>>>

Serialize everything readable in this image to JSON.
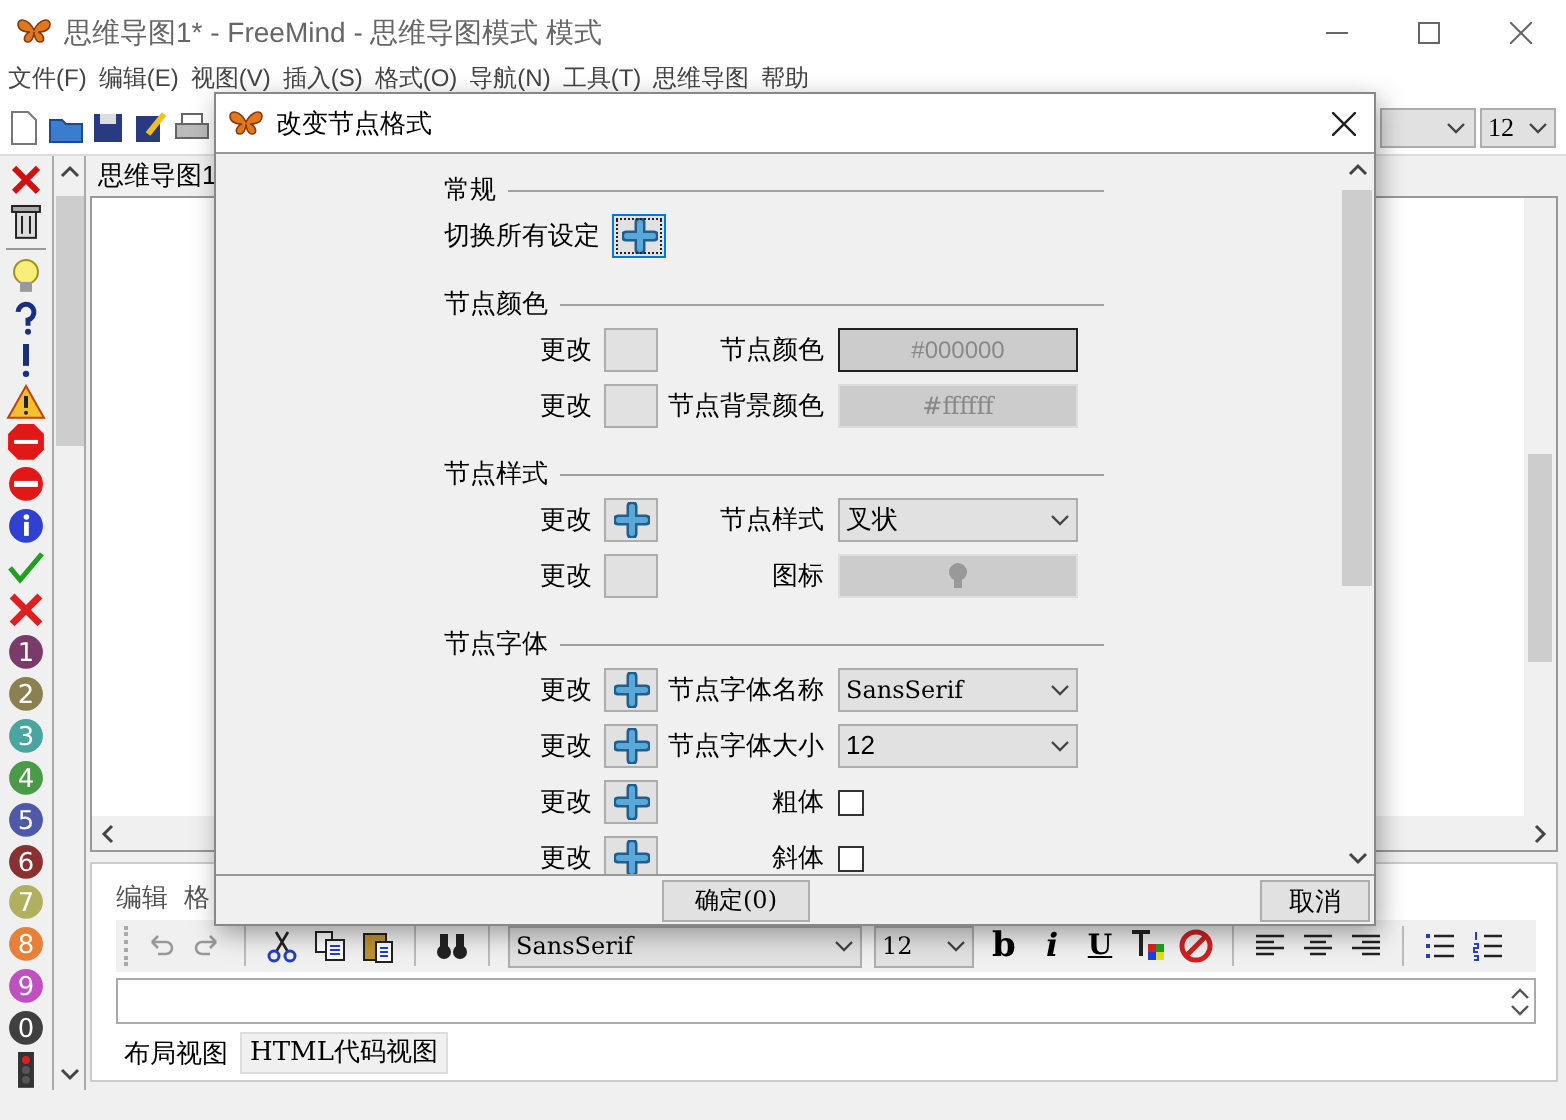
{
  "window": {
    "title": "思维导图1* - FreeMind - 思维导图模式 模式"
  },
  "menu": [
    "文件(F)",
    "编辑(E)",
    "视图(V)",
    "插入(S)",
    "格式(O)",
    "导航(N)",
    "工具(T)",
    "思维导图",
    "帮助"
  ],
  "toolbar": {
    "buttons": [
      {
        "kind": "new"
      },
      {
        "kind": "open"
      },
      {
        "kind": "save"
      },
      {
        "kind": "edit"
      },
      {
        "kind": "print"
      }
    ],
    "font_size": "12"
  },
  "icon_palette": [
    {
      "kind": "remove"
    },
    {
      "kind": "trash"
    },
    {
      "kind": "bulb"
    },
    {
      "kind": "question"
    },
    {
      "kind": "exclamation"
    },
    {
      "kind": "warning"
    },
    {
      "kind": "stop"
    },
    {
      "kind": "no-entry"
    },
    {
      "kind": "info"
    },
    {
      "kind": "check"
    },
    {
      "kind": "cross"
    },
    {
      "kind": "number",
      "label": "1",
      "color": "#7a3b6a"
    },
    {
      "kind": "number",
      "label": "2",
      "color": "#8a8050"
    },
    {
      "kind": "number",
      "label": "3",
      "color": "#4aa5a0"
    },
    {
      "kind": "number",
      "label": "4",
      "color": "#4a9a48"
    },
    {
      "kind": "number",
      "label": "5",
      "color": "#5058a8"
    },
    {
      "kind": "number",
      "label": "6",
      "color": "#8a3030"
    },
    {
      "kind": "number",
      "label": "7",
      "color": "#b0b060"
    },
    {
      "kind": "number",
      "label": "8",
      "color": "#e8803a"
    },
    {
      "kind": "number",
      "label": "9",
      "color": "#c050c0"
    },
    {
      "kind": "number",
      "label": "0",
      "color": "#404040"
    },
    {
      "kind": "traffic-light"
    }
  ],
  "map_tab": {
    "label": "思维导图1"
  },
  "note_editor": {
    "tabs": [
      "编辑",
      "格"
    ],
    "toolbar": {
      "font": "SansSerif",
      "size": "12",
      "buttons": [
        {
          "kind": "undo"
        },
        {
          "kind": "redo"
        },
        {
          "kind": "cut"
        },
        {
          "kind": "copy"
        },
        {
          "kind": "paste"
        },
        {
          "kind": "find"
        },
        {
          "kind": "font"
        },
        {
          "kind": "bold",
          "label": "b"
        },
        {
          "kind": "italic",
          "label": "i"
        },
        {
          "kind": "underline",
          "label": "U"
        },
        {
          "kind": "text-color"
        },
        {
          "kind": "clear-format"
        },
        {
          "kind": "align-left"
        },
        {
          "kind": "align-center"
        },
        {
          "kind": "align-right"
        },
        {
          "kind": "bullets"
        },
        {
          "kind": "numbering"
        }
      ]
    },
    "view_tabs": [
      {
        "label": "布局视图",
        "selected": true
      },
      {
        "label": "HTML代码视图",
        "selected": false
      }
    ]
  },
  "dialog": {
    "title": "改变节点格式",
    "sections": [
      {
        "title": "常规",
        "rows": [
          {
            "kind": "toggle",
            "label": "切换所有设定",
            "set": true,
            "focused": true
          }
        ]
      },
      {
        "title": "节点颜色",
        "rows": [
          {
            "kind": "color",
            "change": "更改",
            "set": false,
            "label": "节点颜色",
            "value": "#000000",
            "focused": true,
            "disabled": true
          },
          {
            "kind": "color",
            "change": "更改",
            "set": false,
            "label": "节点背景颜色",
            "value": "#ffffff",
            "focused": false,
            "disabled": true
          }
        ]
      },
      {
        "title": "节点样式",
        "rows": [
          {
            "kind": "select",
            "change": "更改",
            "set": true,
            "label": "节点样式",
            "value": "叉状"
          },
          {
            "kind": "icon",
            "change": "更改",
            "set": false,
            "label": "图标"
          }
        ]
      },
      {
        "title": "节点字体",
        "rows": [
          {
            "kind": "select",
            "change": "更改",
            "set": true,
            "label": "节点字体名称",
            "value": "SansSerif"
          },
          {
            "kind": "select",
            "change": "更改",
            "set": true,
            "label": "节点字体大小",
            "value": "12"
          },
          {
            "kind": "checkbox",
            "change": "更改",
            "set": true,
            "label": "粗体",
            "checked": false
          },
          {
            "kind": "checkbox",
            "change": "更改",
            "set": true,
            "label": "斜体",
            "checked": false
          }
        ]
      }
    ],
    "buttons": [
      "确定(0)",
      "取消"
    ]
  }
}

<<<

◆ **SET TASK**
Give an exact copy of the material, leaving out every picture.

◆ **OUTPUT FOR THIS TASK**
Serialize everything readable in this image to JSON.
{
  "window": {
    "title": "思维导图1* - FreeMind - 思维导图模式 模式"
  },
  "menu": [
    "文件(F)",
    "编辑(E)",
    "视图(V)",
    "插入(S)",
    "格式(O)",
    "导航(N)",
    "工具(T)",
    "思维导图",
    "帮助"
  ],
  "toolbar": {
    "buttons": [
      {
        "kind": "new"
      },
      {
        "kind": "open"
      },
      {
        "kind": "save"
      },
      {
        "kind": "edit"
      },
      {
        "kind": "print"
      }
    ],
    "font_size": "12"
  },
  "icon_palette": [
    {
      "kind": "remove"
    },
    {
      "kind": "trash"
    },
    {
      "kind": "bulb"
    },
    {
      "kind": "question"
    },
    {
      "kind": "exclamation"
    },
    {
      "kind": "warning"
    },
    {
      "kind": "stop"
    },
    {
      "kind": "no-entry"
    },
    {
      "kind": "info"
    },
    {
      "kind": "check"
    },
    {
      "kind": "cross"
    },
    {
      "kind": "number",
      "label": "1",
      "color": "#7a3b6a"
    },
    {
      "kind": "number",
      "label": "2",
      "color": "#8a8050"
    },
    {
      "kind": "number",
      "label": "3",
      "color": "#4aa5a0"
    },
    {
      "kind": "number",
      "label": "4",
      "color": "#4a9a48"
    },
    {
      "kind": "number",
      "label": "5",
      "color": "#5058a8"
    },
    {
      "kind": "number",
      "label": "6",
      "color": "#8a3030"
    },
    {
      "kind": "number",
      "label": "7",
      "color": "#b0b060"
    },
    {
      "kind": "number",
      "label": "8",
      "color": "#e8803a"
    },
    {
      "kind": "number",
      "label": "9",
      "color": "#c050c0"
    },
    {
      "kind": "number",
      "label": "0",
      "color": "#404040"
    },
    {
      "kind": "traffic-light"
    }
  ],
  "map_tab": {
    "label": "思维导图1"
  },
  "note_editor": {
    "tabs": [
      "编辑",
      "格"
    ],
    "toolbar": {
      "font": "SansSerif",
      "size": "12",
      "buttons": [
        {
          "kind": "undo"
        },
        {
          "kind": "redo"
        },
        {
          "kind": "cut"
        },
        {
          "kind": "copy"
        },
        {
          "kind": "paste"
        },
        {
          "kind": "find"
        },
        {
          "kind": "font"
        },
        {
          "kind": "bold",
          "label": "b"
        },
        {
          "kind": "italic",
          "label": "i"
        },
        {
          "kind": "underline",
          "label": "U"
        },
        {
          "kind": "text-color"
        },
        {
          "kind": "clear-format"
        },
        {
          "kind": "align-left"
        },
        {
          "kind": "align-center"
        },
        {
          "kind": "align-right"
        },
        {
          "kind": "bullets"
        },
        {
          "kind": "numbering"
        }
      ]
    },
    "view_tabs": [
      {
        "label": "布局视图",
        "selected": true
      },
      {
        "label": "HTML代码视图",
        "selected": false
      }
    ]
  },
  "dialog": {
    "title": "改变节点格式",
    "sections": [
      {
        "title": "常规",
        "rows": [
          {
            "kind": "toggle",
            "label": "切换所有设定",
            "set": true,
            "focused": true
          }
        ]
      },
      {
        "title": "节点颜色",
        "rows": [
          {
            "kind": "color",
            "change": "更改",
            "set": false,
            "label": "节点颜色",
            "value": "#000000",
            "focused": true,
            "disabled": true
          },
          {
            "kind": "color",
            "change": "更改",
            "set": false,
            "label": "节点背景颜色",
            "value": "#ffffff",
            "focused": false,
            "disabled": true
          }
        ]
      },
      {
        "title": "节点样式",
        "rows": [
          {
            "kind": "select",
            "change": "更改",
            "set": true,
            "label": "节点样式",
            "value": "叉状"
          },
          {
            "kind": "icon",
            "change": "更改",
            "set": false,
            "label": "图标"
          }
        ]
      },
      {
        "title": "节点字体",
        "rows": [
          {
            "kind": "select",
            "change": "更改",
            "set": true,
            "label": "节点字体名称",
            "value": "SansSerif"
          },
          {
            "kind": "select",
            "change": "更改",
            "set": true,
            "label": "节点字体大小",
            "value": "12"
          },
          {
            "kind": "checkbox",
            "change": "更改",
            "set": true,
            "label": "粗体",
            "checked": false
          },
          {
            "kind": "checkbox",
            "change": "更改",
            "set": true,
            "label": "斜体",
            "checked": false
          }
        ]
      }
    ],
    "buttons": [
      "确定(0)",
      "取消"
    ]
  }
}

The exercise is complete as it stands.